Collection entries:
--- BEGIN ---

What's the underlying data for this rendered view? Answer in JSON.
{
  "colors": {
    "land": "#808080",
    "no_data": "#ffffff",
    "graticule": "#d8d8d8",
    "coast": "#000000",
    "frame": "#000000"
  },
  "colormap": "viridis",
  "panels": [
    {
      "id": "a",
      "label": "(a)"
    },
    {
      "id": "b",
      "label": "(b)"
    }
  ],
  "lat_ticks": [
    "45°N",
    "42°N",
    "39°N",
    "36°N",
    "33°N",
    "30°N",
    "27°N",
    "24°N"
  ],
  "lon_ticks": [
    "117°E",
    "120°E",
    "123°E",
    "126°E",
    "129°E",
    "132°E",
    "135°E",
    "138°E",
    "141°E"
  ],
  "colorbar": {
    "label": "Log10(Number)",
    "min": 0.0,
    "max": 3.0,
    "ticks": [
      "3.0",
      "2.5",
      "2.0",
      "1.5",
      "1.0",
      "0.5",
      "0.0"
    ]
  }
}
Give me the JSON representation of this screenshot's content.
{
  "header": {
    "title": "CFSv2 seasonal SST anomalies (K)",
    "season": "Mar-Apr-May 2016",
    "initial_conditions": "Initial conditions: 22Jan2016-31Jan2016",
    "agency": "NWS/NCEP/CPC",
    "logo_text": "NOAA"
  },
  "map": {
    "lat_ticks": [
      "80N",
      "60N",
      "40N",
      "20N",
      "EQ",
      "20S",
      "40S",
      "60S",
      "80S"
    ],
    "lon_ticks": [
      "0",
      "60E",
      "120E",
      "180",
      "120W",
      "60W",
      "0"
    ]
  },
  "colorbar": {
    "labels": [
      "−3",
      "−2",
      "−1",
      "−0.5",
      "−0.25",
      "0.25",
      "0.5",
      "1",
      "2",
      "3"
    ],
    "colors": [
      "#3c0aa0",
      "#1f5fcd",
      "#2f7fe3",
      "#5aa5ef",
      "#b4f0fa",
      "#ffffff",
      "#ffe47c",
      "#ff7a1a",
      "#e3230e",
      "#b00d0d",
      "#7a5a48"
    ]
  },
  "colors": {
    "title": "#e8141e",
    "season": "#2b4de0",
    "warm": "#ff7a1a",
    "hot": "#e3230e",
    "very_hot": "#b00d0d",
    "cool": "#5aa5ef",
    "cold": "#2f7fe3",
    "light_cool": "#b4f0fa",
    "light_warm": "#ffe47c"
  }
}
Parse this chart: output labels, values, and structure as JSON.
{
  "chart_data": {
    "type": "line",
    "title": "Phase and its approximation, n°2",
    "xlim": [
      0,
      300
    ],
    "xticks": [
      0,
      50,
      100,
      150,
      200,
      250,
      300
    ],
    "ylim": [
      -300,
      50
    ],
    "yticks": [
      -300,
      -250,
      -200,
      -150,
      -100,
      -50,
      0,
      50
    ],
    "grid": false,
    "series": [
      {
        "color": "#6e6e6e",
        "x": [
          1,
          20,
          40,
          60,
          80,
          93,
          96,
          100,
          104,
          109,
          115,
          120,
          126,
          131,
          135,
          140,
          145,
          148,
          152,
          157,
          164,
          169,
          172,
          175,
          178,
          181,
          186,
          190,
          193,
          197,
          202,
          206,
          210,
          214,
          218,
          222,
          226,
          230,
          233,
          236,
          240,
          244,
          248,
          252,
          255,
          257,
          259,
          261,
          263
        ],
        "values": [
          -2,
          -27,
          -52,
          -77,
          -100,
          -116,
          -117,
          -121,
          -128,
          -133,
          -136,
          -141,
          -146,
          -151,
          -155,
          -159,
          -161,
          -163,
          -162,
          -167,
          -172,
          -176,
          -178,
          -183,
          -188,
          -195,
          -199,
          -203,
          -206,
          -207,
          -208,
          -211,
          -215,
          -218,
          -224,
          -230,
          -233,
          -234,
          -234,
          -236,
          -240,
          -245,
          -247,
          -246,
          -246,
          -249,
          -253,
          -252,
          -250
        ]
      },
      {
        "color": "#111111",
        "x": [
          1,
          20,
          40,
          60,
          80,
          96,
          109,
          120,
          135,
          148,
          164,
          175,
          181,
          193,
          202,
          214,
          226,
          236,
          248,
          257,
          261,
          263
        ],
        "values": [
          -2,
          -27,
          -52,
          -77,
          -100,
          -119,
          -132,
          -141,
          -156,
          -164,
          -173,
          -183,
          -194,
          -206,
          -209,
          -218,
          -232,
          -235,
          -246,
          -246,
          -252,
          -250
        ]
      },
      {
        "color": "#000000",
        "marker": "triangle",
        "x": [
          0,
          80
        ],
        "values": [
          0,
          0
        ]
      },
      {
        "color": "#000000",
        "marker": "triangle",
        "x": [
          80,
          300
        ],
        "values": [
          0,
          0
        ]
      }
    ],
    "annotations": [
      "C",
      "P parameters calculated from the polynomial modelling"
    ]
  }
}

--- END ---

The request:
Scan the material above for the string "labels" and return the lines that hold it.

The response:
    "labels": [
Parse this chart: output labels, values, and structure as JSON.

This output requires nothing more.